DATASET ENTRIES –
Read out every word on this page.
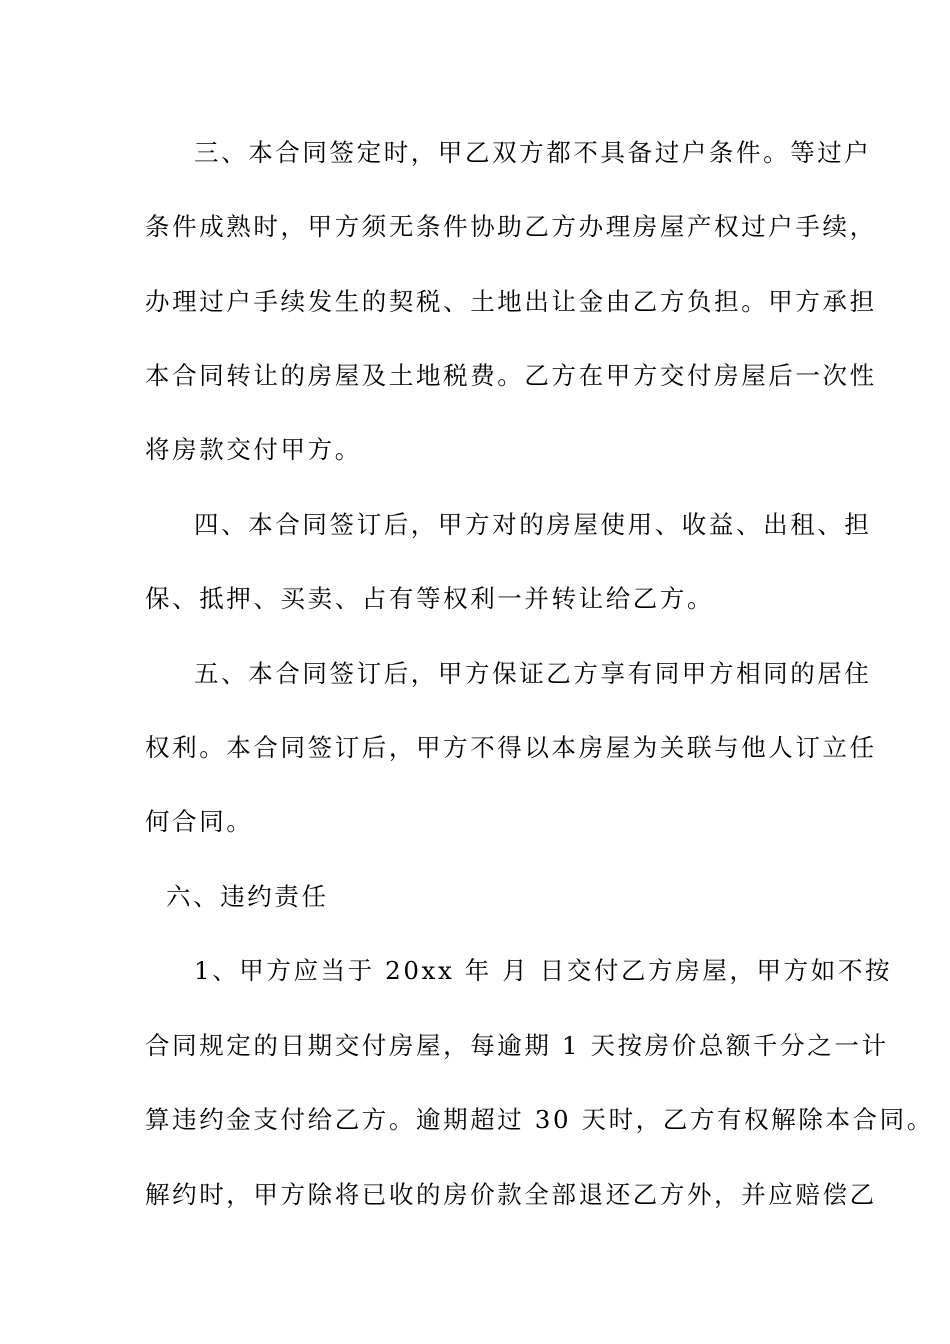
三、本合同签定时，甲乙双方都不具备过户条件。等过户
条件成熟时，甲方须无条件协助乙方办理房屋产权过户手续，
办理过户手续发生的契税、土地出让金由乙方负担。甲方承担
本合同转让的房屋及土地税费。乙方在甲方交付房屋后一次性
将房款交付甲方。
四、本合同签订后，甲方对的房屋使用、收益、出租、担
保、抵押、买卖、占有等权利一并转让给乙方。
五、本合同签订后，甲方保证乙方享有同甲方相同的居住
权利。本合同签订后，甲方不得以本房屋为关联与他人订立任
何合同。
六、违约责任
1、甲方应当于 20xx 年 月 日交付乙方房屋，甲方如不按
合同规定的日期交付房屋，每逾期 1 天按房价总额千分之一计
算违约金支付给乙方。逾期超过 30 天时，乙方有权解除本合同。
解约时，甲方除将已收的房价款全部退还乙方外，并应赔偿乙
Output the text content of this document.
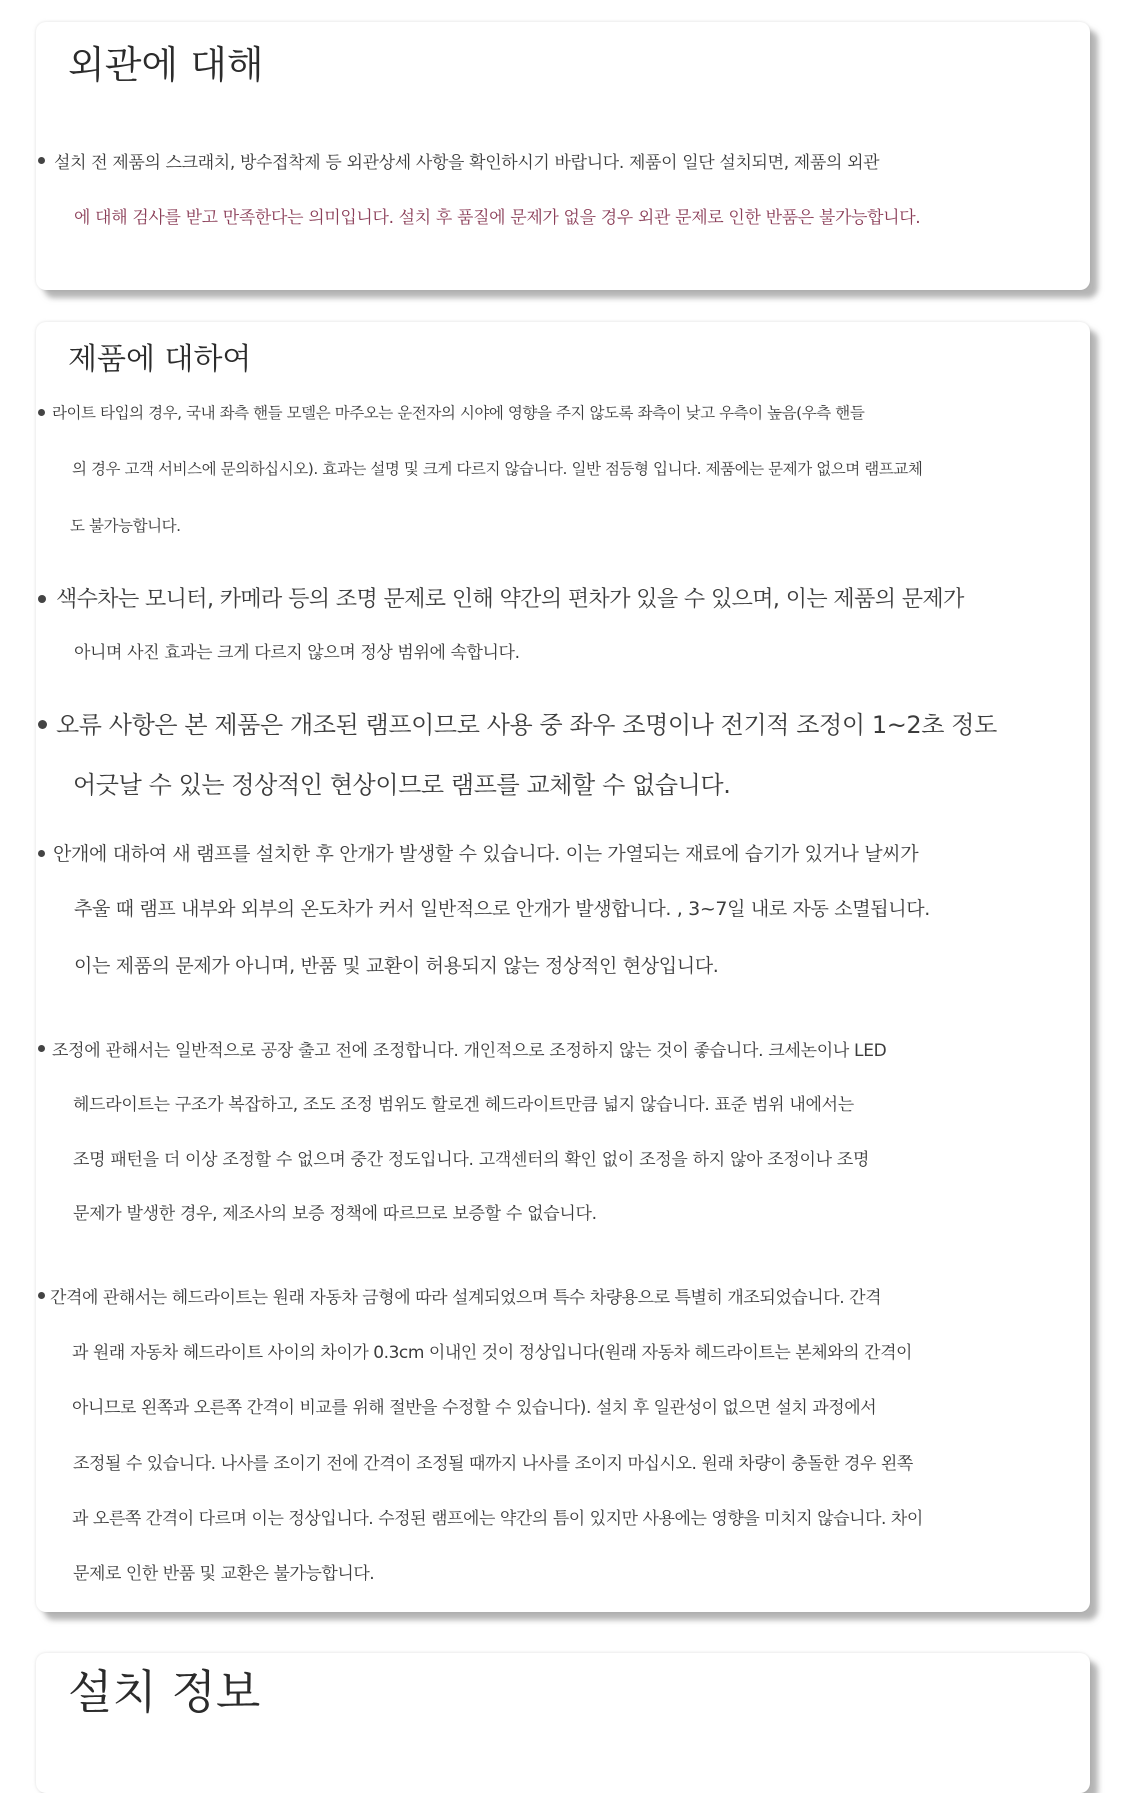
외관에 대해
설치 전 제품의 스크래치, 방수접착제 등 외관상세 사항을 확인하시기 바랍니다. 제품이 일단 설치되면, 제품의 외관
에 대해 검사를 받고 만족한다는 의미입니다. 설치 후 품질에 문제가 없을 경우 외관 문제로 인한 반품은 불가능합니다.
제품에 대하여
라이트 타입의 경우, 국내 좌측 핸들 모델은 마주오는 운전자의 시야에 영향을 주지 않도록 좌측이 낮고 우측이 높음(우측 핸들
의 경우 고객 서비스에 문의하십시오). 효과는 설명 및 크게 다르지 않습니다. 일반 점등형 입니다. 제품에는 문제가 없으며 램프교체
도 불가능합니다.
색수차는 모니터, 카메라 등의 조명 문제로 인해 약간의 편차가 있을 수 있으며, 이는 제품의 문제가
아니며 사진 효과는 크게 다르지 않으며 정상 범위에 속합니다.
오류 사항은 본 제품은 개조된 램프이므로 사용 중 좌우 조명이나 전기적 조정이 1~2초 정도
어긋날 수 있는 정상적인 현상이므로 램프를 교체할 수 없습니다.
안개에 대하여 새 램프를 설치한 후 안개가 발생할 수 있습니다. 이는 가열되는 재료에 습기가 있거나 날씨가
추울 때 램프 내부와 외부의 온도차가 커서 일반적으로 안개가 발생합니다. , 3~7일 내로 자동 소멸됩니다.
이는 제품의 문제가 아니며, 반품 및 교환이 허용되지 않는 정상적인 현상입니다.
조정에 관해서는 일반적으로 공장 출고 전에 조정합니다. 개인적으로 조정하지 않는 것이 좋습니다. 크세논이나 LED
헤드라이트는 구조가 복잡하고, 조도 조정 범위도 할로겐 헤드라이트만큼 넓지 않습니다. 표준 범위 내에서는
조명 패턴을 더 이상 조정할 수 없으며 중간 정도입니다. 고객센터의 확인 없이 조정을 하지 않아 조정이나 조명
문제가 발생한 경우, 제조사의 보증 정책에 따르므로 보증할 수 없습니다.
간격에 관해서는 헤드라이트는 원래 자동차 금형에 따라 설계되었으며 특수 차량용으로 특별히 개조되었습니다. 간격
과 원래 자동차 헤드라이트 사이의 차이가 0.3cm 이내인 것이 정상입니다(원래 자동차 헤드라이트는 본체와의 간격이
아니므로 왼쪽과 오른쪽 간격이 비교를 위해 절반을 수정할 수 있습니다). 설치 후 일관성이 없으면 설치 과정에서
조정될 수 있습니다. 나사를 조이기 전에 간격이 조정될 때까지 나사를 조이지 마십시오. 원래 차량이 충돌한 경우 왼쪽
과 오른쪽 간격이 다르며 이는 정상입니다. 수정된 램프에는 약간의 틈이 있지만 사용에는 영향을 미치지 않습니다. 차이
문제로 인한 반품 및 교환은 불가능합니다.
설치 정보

* * *

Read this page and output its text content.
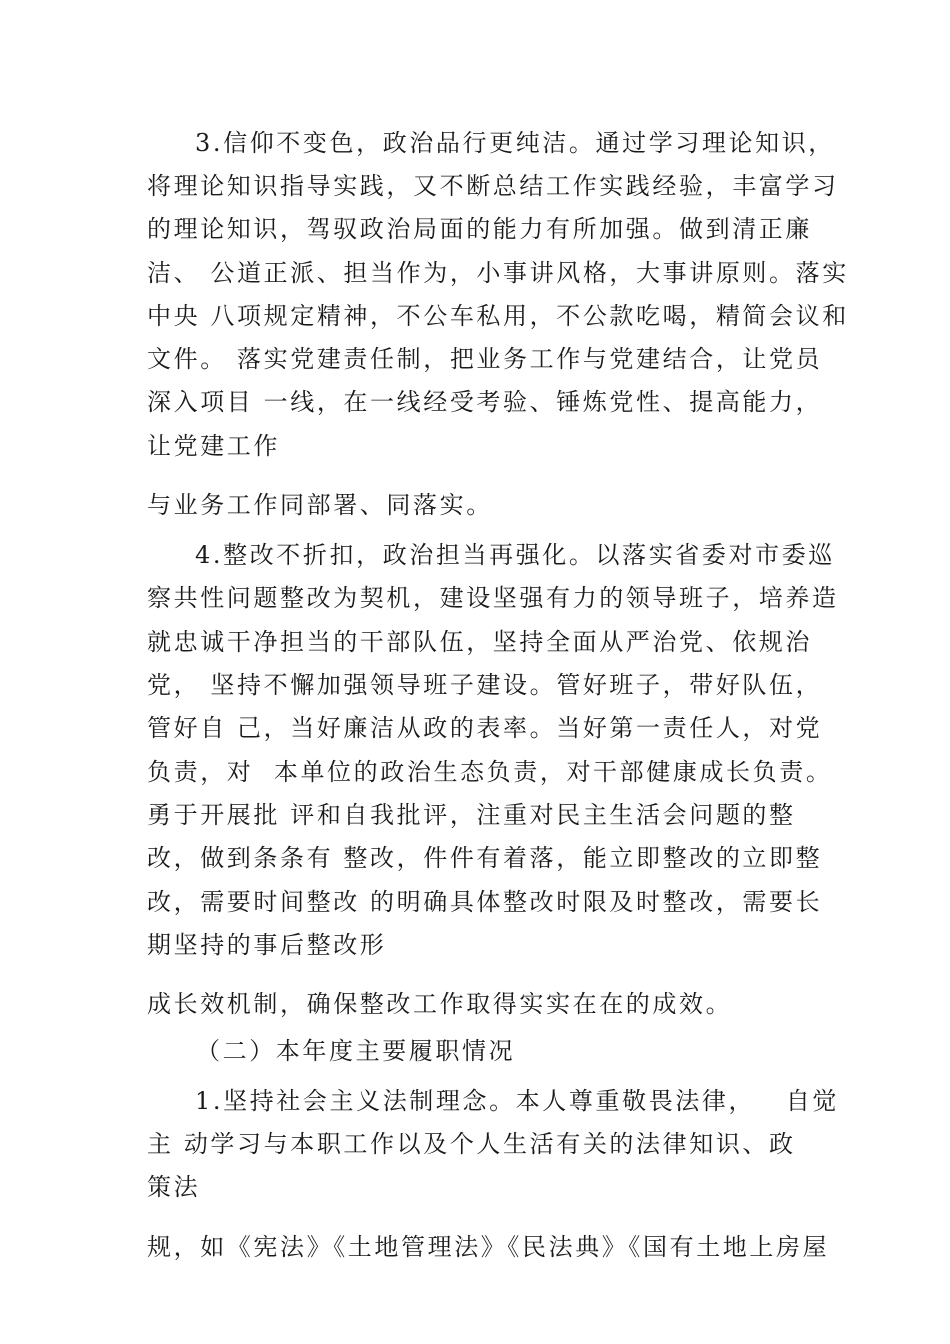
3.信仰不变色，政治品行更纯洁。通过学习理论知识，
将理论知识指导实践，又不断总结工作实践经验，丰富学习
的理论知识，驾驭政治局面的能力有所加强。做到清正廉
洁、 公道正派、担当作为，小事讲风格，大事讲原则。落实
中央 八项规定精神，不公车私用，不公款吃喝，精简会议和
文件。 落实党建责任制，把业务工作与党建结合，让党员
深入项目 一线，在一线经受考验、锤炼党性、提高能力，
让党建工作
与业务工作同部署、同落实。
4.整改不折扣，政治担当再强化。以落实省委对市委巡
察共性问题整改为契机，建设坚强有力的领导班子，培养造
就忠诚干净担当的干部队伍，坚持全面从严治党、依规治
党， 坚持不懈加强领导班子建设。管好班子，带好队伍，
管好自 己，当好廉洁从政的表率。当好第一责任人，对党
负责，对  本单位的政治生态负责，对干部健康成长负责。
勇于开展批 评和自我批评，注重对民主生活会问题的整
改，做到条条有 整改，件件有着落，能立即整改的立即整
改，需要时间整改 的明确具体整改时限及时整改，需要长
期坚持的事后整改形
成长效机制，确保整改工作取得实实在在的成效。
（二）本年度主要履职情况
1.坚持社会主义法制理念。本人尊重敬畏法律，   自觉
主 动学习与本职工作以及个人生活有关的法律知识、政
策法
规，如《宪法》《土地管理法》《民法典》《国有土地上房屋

...

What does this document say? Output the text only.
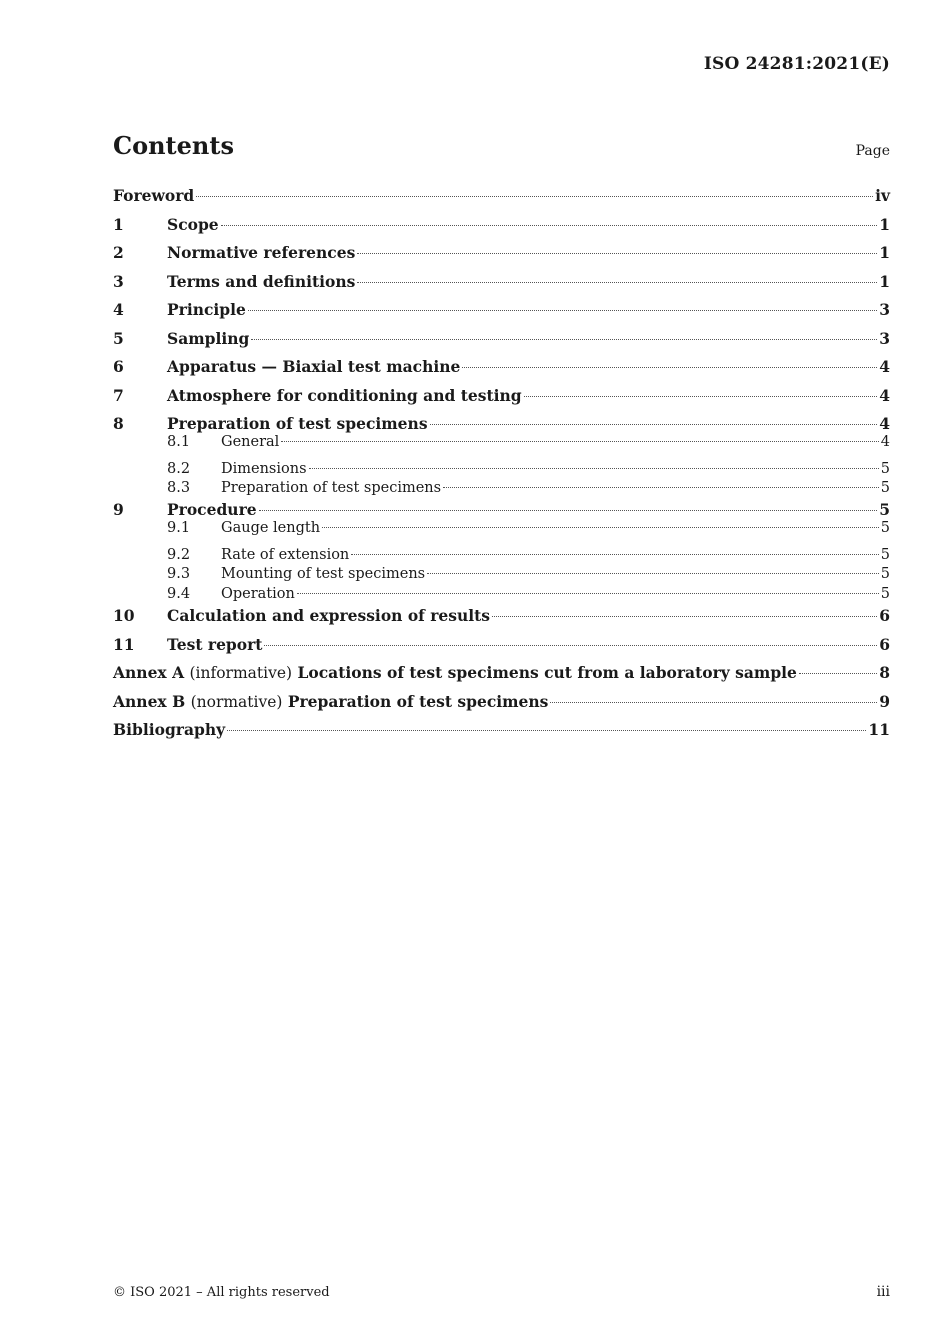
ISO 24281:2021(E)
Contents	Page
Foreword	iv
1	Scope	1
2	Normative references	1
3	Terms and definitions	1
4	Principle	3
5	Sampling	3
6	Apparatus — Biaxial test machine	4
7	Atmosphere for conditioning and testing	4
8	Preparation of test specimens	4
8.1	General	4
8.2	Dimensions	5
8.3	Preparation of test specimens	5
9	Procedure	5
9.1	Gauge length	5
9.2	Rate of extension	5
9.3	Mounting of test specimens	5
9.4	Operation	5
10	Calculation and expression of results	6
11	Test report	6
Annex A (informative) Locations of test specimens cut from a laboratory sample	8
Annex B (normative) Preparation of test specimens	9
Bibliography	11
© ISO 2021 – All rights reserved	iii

WHAT TO DO –
Choose all lines containing the string "document" and copy them out.

RESULT OF THIS EXERCISE –
Output the text content of this document.
What does this document say? Output the text only.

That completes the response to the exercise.